> STATED TASK
Check each line of the records below and collect those holding "this".

> SUPPLIED RECORDS
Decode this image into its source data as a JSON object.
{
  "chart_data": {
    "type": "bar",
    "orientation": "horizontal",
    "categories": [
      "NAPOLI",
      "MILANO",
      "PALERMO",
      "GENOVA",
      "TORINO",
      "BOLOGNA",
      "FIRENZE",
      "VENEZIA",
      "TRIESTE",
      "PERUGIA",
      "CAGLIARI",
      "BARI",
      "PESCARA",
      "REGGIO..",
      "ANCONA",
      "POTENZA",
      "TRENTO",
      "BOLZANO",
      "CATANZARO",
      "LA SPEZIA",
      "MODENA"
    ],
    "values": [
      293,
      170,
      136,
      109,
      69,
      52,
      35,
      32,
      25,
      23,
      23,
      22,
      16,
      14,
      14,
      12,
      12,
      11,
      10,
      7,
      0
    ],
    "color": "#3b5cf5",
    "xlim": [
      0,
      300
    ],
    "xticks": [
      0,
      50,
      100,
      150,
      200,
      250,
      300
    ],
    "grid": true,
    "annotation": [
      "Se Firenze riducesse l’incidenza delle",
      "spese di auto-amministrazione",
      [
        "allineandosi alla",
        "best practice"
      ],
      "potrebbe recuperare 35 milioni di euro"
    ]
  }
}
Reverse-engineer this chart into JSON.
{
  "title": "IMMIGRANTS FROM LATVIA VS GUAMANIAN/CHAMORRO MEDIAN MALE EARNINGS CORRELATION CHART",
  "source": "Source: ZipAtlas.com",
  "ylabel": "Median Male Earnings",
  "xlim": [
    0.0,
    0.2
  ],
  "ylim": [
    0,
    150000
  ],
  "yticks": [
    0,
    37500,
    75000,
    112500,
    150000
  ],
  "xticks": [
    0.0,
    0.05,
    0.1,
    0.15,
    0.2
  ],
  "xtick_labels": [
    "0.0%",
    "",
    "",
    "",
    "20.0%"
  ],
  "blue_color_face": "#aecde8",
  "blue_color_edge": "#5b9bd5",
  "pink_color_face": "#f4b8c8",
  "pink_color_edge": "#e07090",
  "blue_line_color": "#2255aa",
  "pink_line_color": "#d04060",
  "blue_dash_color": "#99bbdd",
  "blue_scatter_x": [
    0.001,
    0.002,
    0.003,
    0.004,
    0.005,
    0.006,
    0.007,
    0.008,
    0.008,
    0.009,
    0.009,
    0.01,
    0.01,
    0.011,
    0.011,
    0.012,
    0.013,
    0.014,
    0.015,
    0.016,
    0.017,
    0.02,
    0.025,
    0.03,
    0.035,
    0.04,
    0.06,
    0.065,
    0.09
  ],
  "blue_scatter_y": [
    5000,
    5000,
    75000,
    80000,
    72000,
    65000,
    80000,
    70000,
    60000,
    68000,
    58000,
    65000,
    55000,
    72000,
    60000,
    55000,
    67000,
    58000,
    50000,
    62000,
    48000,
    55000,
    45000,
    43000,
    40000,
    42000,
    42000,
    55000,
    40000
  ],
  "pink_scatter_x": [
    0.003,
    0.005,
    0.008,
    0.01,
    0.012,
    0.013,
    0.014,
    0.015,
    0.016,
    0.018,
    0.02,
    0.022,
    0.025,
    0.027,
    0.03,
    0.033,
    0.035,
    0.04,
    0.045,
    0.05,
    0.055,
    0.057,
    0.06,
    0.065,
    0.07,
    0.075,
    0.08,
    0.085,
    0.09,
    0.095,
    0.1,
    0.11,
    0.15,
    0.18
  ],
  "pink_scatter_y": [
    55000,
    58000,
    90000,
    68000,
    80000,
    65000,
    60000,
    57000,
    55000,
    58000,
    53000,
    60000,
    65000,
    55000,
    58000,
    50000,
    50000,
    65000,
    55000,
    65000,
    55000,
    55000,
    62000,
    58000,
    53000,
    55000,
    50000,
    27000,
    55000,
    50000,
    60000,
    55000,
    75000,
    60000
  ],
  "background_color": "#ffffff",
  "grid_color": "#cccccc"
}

> FINAL ANSWER
Decode this image into its source data as a JSON object.
Reverse-engineer this chart into JSON.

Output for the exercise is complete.